EXERCISE OBJECTIVE: Copy only the lines between the one containing "What data populates" and the end of the records, both included, leaving out pictures.

Entries from a visual dataset:
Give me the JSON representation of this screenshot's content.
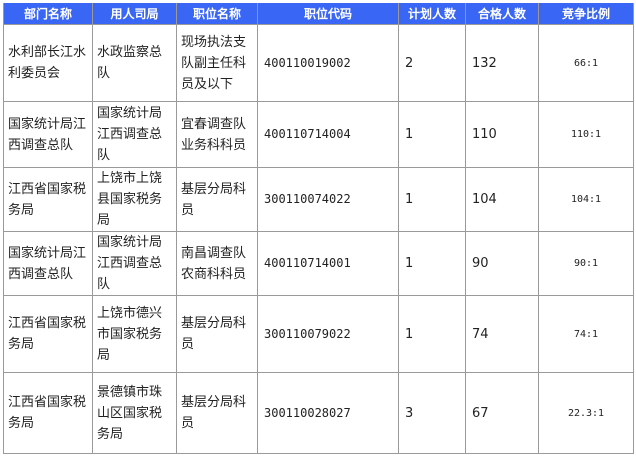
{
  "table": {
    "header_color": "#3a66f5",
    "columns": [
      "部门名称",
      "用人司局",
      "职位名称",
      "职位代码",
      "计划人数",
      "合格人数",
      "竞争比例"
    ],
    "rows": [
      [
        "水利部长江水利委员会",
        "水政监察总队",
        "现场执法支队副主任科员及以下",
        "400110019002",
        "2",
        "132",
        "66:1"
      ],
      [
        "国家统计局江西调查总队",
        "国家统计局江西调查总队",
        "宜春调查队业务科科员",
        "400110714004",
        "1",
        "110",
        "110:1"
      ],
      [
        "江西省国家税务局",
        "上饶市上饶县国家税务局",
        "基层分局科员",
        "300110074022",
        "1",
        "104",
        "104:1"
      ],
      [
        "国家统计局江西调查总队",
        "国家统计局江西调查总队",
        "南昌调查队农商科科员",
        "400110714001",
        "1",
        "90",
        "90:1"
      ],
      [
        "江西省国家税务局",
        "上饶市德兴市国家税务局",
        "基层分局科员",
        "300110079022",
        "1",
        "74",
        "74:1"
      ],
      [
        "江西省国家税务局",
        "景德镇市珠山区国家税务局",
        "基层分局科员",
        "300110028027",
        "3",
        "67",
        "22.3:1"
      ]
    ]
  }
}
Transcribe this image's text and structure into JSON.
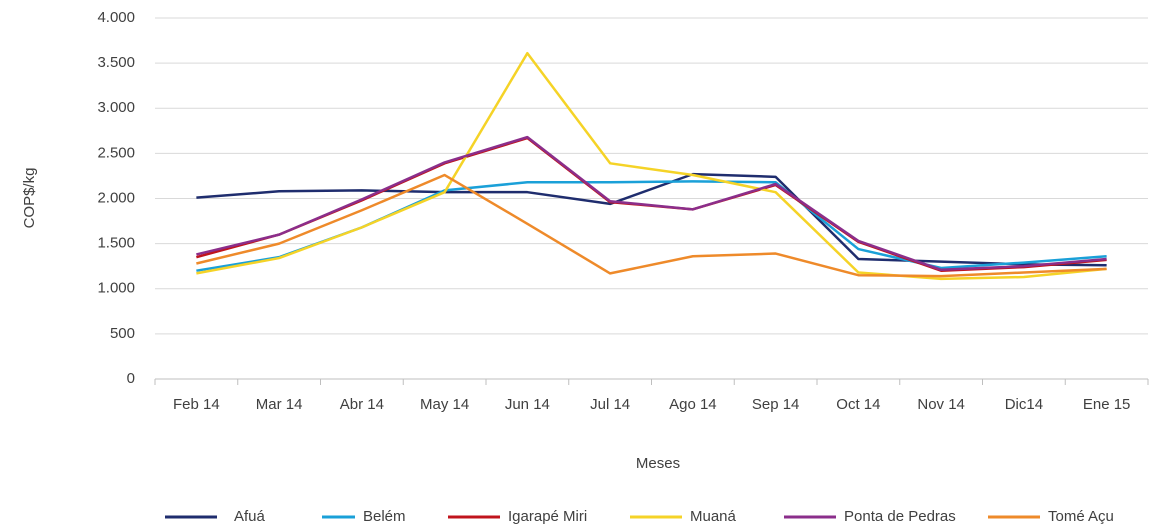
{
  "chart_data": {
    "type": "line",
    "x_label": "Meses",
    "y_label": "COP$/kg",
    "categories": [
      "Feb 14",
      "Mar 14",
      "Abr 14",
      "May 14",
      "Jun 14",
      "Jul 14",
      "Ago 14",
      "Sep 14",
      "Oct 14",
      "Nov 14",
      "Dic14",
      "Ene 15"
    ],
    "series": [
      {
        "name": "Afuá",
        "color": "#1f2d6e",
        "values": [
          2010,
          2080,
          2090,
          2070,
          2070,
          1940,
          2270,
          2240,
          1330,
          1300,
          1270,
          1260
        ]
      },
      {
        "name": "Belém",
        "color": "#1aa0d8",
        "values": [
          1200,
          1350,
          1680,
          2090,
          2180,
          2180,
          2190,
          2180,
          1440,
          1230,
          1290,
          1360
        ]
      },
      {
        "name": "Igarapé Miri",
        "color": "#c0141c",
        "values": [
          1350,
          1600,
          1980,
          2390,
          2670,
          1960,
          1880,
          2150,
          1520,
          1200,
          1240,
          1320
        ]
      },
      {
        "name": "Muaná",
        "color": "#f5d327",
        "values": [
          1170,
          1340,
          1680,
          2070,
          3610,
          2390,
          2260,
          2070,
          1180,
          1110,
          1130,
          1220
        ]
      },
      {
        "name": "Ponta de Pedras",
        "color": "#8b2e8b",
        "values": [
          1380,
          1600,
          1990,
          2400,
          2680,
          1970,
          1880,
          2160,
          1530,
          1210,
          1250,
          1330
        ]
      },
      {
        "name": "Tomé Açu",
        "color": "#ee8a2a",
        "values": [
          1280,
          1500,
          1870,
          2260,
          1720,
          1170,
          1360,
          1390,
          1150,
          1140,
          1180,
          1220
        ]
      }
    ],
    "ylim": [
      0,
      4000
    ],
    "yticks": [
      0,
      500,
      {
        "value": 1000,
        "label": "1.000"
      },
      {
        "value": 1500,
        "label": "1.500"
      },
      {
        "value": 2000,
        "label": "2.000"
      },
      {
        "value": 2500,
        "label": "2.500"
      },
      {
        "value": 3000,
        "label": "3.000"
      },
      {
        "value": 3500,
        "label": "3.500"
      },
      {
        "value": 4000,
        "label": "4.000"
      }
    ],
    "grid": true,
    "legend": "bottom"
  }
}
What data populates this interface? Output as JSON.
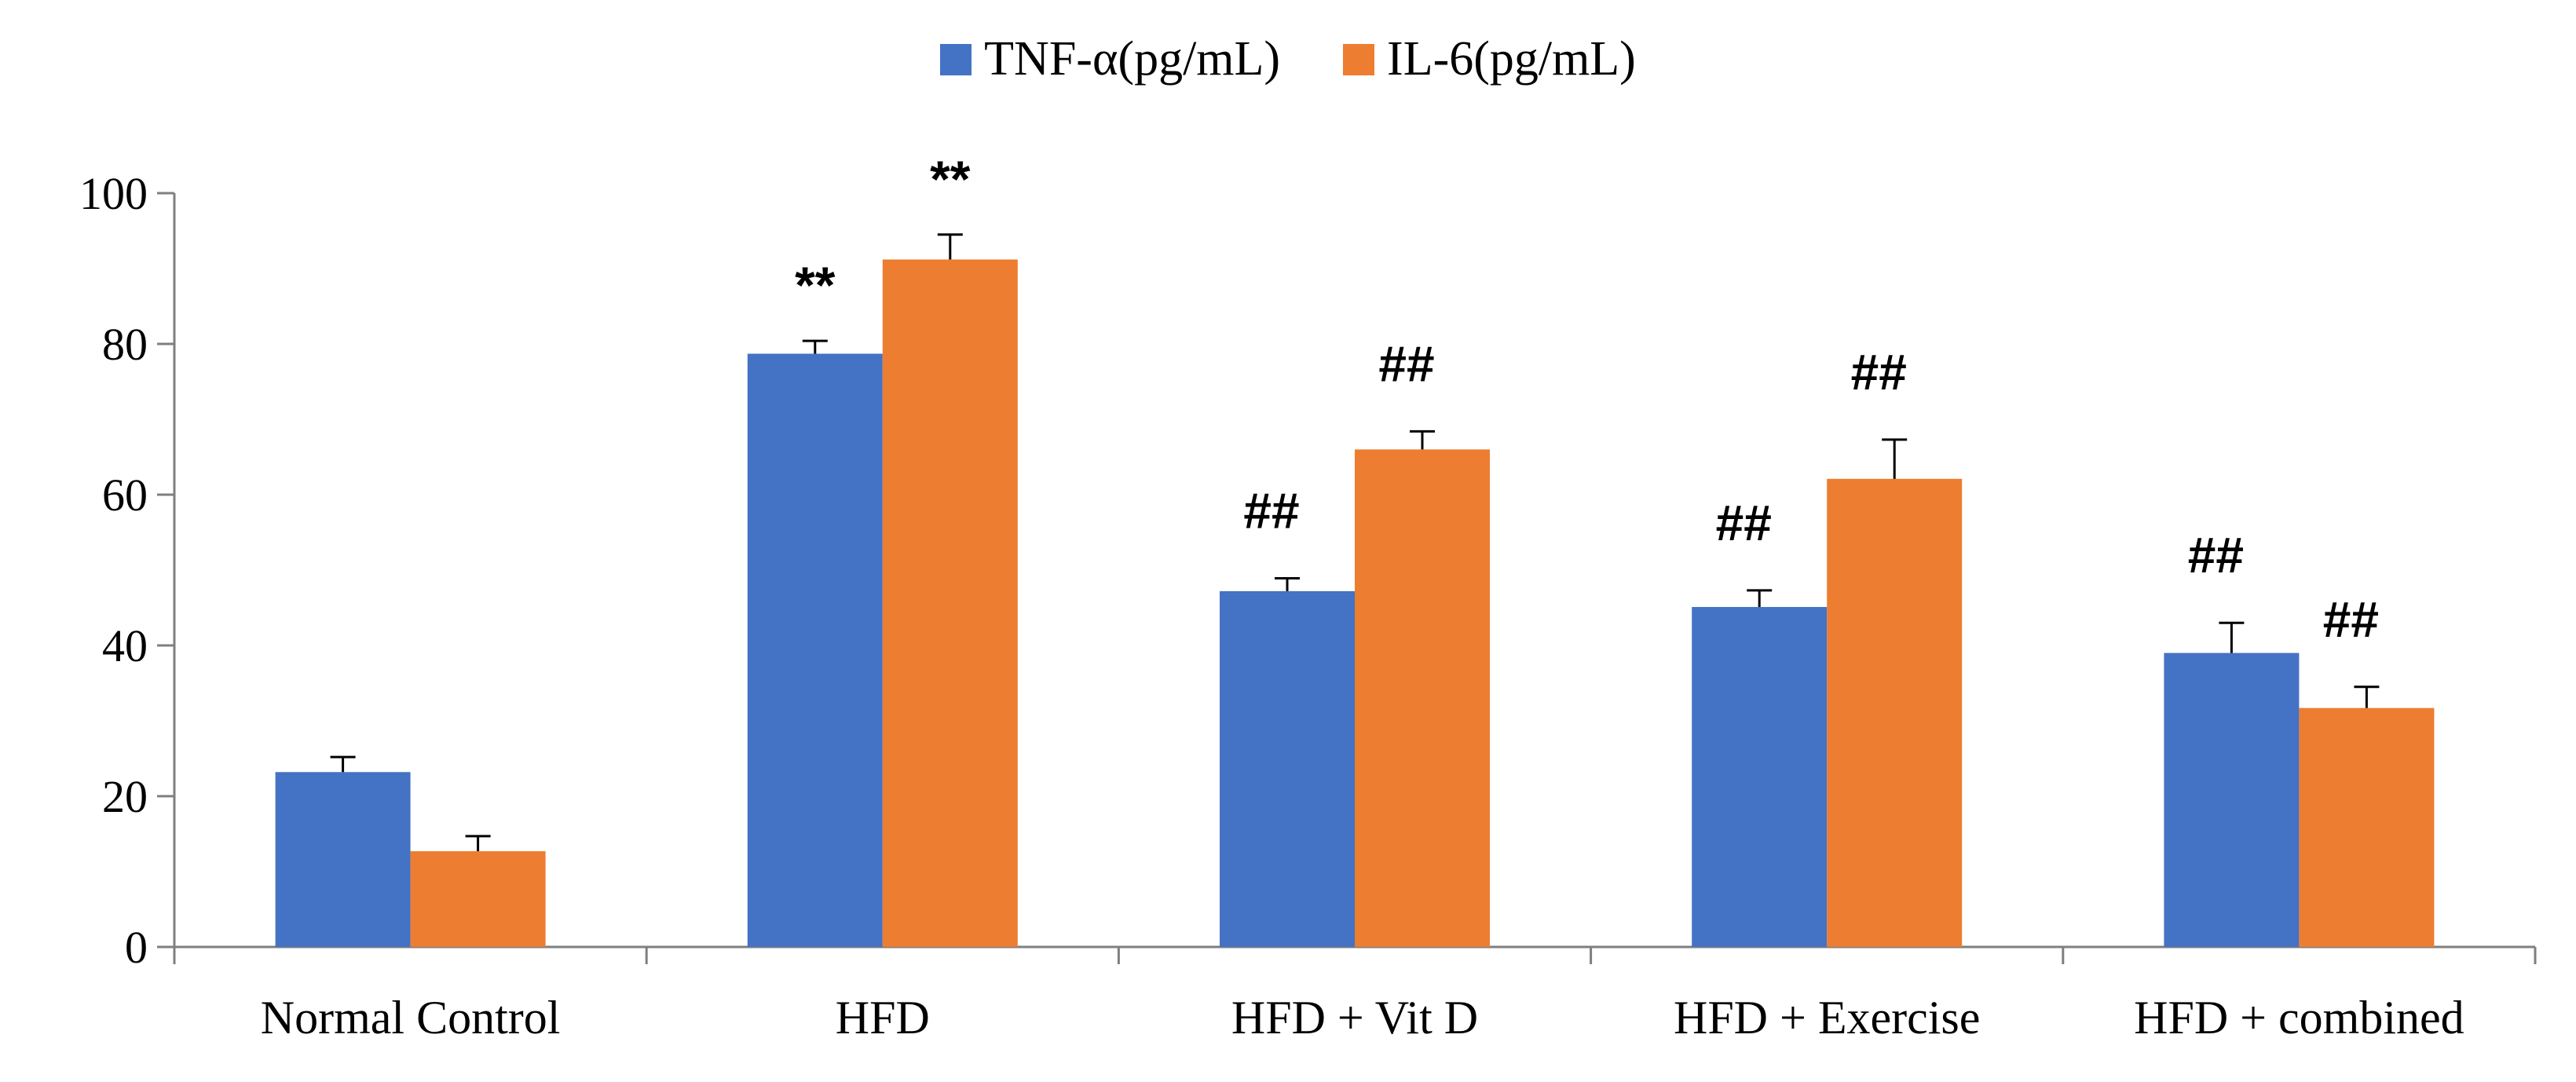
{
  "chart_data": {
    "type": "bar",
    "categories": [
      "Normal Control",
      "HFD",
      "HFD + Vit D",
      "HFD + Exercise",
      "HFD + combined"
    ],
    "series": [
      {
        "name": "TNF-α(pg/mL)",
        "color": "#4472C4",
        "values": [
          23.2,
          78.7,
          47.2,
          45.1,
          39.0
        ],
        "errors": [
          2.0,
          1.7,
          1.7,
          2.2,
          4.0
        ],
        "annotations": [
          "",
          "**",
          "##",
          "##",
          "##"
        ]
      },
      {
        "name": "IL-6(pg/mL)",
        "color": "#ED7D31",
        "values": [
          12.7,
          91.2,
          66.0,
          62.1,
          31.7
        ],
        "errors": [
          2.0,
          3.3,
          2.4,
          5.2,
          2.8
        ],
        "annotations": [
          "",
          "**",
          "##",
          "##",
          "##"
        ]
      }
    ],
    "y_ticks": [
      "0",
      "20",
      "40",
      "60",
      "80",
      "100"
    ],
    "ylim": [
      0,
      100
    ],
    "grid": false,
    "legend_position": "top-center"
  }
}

TASK ANSWER:
What data populates this interface? Output as JSON.
{
  "chart_data": {
    "type": "bar",
    "categories": [
      "Normal Control",
      "HFD",
      "HFD + Vit D",
      "HFD + Exercise",
      "HFD + combined"
    ],
    "series": [
      {
        "name": "TNF-α(pg/mL)",
        "color": "#4472C4",
        "values": [
          23.2,
          78.7,
          47.2,
          45.1,
          39.0
        ],
        "errors": [
          2.0,
          1.7,
          1.7,
          2.2,
          4.0
        ],
        "annotations": [
          "",
          "**",
          "##",
          "##",
          "##"
        ]
      },
      {
        "name": "IL-6(pg/mL)",
        "color": "#ED7D31",
        "values": [
          12.7,
          91.2,
          66.0,
          62.1,
          31.7
        ],
        "errors": [
          2.0,
          3.3,
          2.4,
          5.2,
          2.8
        ],
        "annotations": [
          "",
          "**",
          "##",
          "##",
          "##"
        ]
      }
    ],
    "y_ticks": [
      "0",
      "20",
      "40",
      "60",
      "80",
      "100"
    ],
    "ylim": [
      0,
      100
    ],
    "grid": false,
    "legend_position": "top-center"
  }
}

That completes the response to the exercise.